# [Challenge]
Write the listing below out again exactly, dropping the images.

Extracted records

++++++++

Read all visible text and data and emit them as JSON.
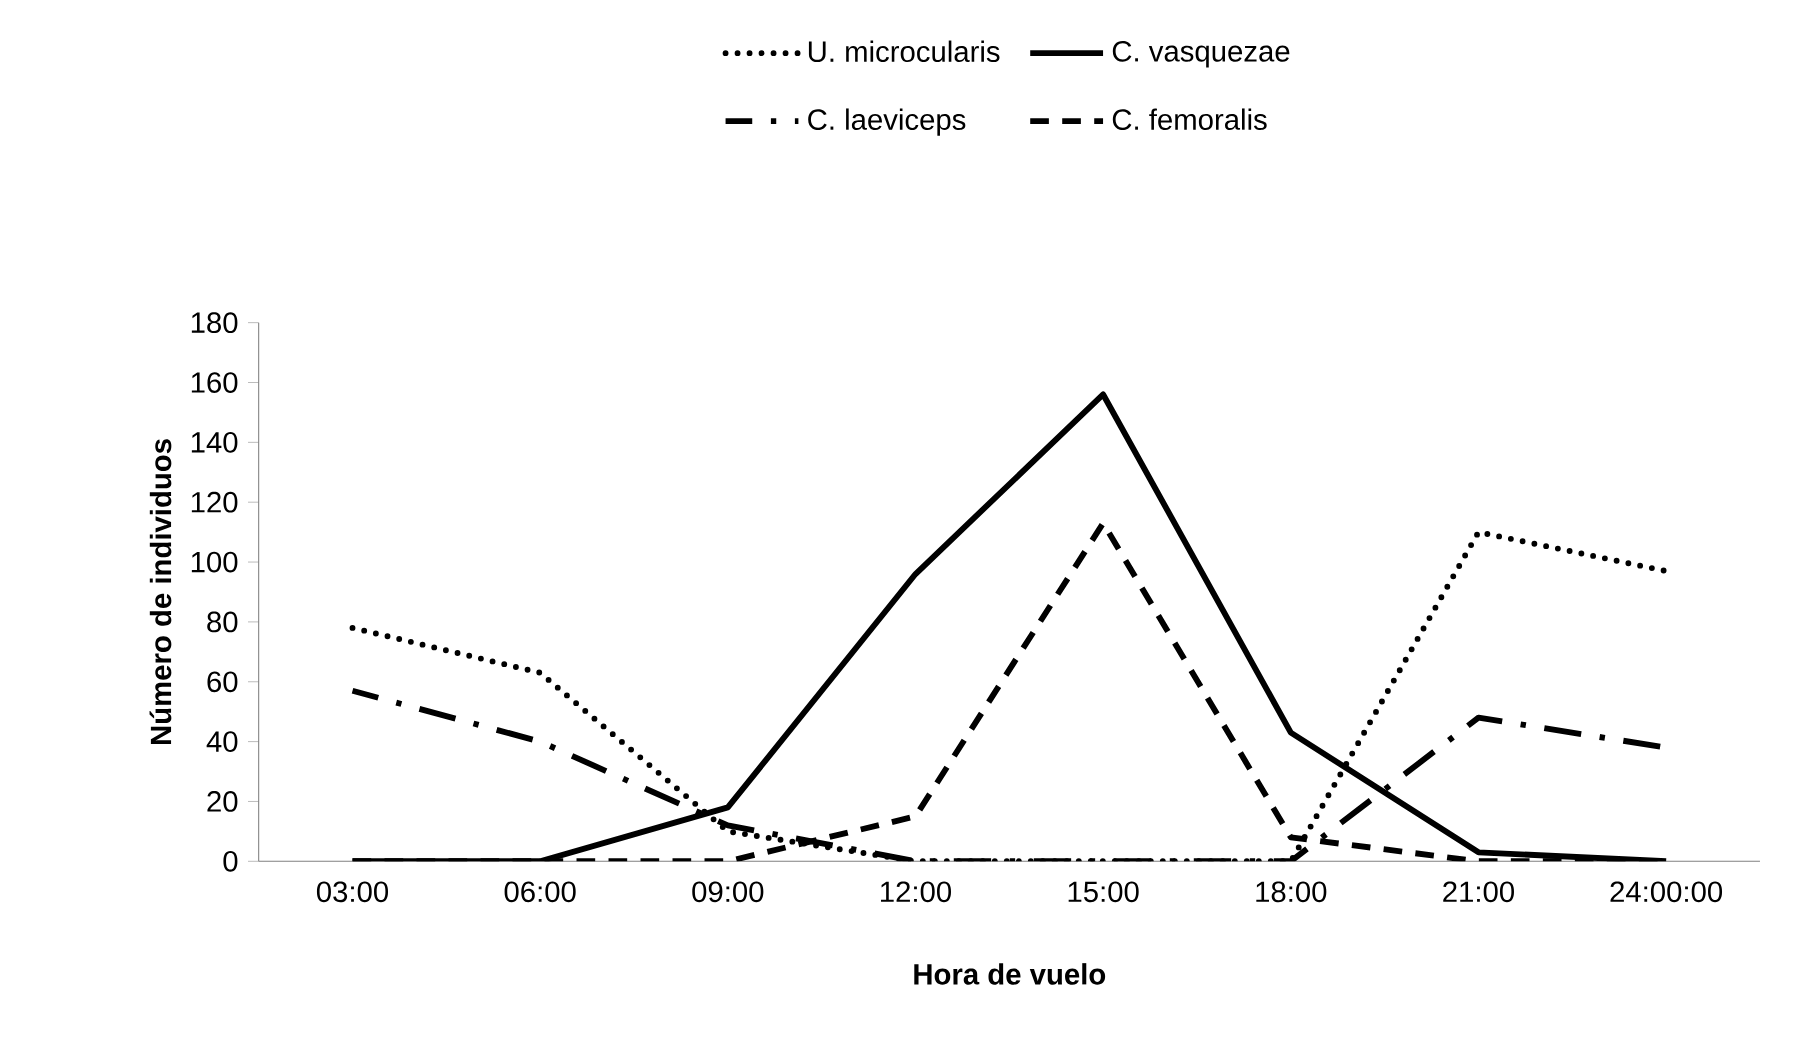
{
  "chart_data": {
    "type": "line",
    "xlabel": "Hora de vuelo",
    "ylabel": "Número de individuos",
    "categories": [
      "03:00",
      "06:00",
      "09:00",
      "12:00",
      "15:00",
      "18:00",
      "21:00",
      "24:00:00"
    ],
    "series": [
      {
        "name": "U. microcularis",
        "color": "#000000",
        "line_style": "dotted",
        "values": [
          78,
          63,
          10,
          0,
          0,
          0,
          110,
          97
        ]
      },
      {
        "name": "C. vasquezae",
        "color": "#000000",
        "line_style": "solid",
        "values": [
          0,
          0,
          18,
          96,
          156,
          43,
          3,
          0
        ]
      },
      {
        "name": "C. laeviceps",
        "color": "#000000",
        "line_style": "dashdot",
        "values": [
          57,
          40,
          12,
          0,
          0,
          0,
          48,
          38
        ]
      },
      {
        "name": "C. femoralis",
        "color": "#000000",
        "line_style": "dashed",
        "values": [
          0,
          0,
          0,
          15,
          113,
          8,
          0,
          0
        ]
      }
    ],
    "ylim": [
      0,
      180
    ],
    "yticks": [
      0,
      20,
      40,
      60,
      80,
      100,
      120,
      140,
      160,
      180
    ],
    "grid": false,
    "legend": "top",
    "marker": "none"
  }
}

++++++++

# [Written answer]
Read all visible text and data and emit them as JSON.
{
  "chart_data": {
    "type": "line",
    "xlabel": "Hora de vuelo",
    "ylabel": "Número de individuos",
    "categories": [
      "03:00",
      "06:00",
      "09:00",
      "12:00",
      "15:00",
      "18:00",
      "21:00",
      "24:00:00"
    ],
    "series": [
      {
        "name": "U. microcularis",
        "color": "#000000",
        "line_style": "dotted",
        "values": [
          78,
          63,
          10,
          0,
          0,
          0,
          110,
          97
        ]
      },
      {
        "name": "C. vasquezae",
        "color": "#000000",
        "line_style": "solid",
        "values": [
          0,
          0,
          18,
          96,
          156,
          43,
          3,
          0
        ]
      },
      {
        "name": "C. laeviceps",
        "color": "#000000",
        "line_style": "dashdot",
        "values": [
          57,
          40,
          12,
          0,
          0,
          0,
          48,
          38
        ]
      },
      {
        "name": "C. femoralis",
        "color": "#000000",
        "line_style": "dashed",
        "values": [
          0,
          0,
          0,
          15,
          113,
          8,
          0,
          0
        ]
      }
    ],
    "ylim": [
      0,
      180
    ],
    "yticks": [
      0,
      20,
      40,
      60,
      80,
      100,
      120,
      140,
      160,
      180
    ],
    "grid": false,
    "legend": "top",
    "marker": "none"
  }
}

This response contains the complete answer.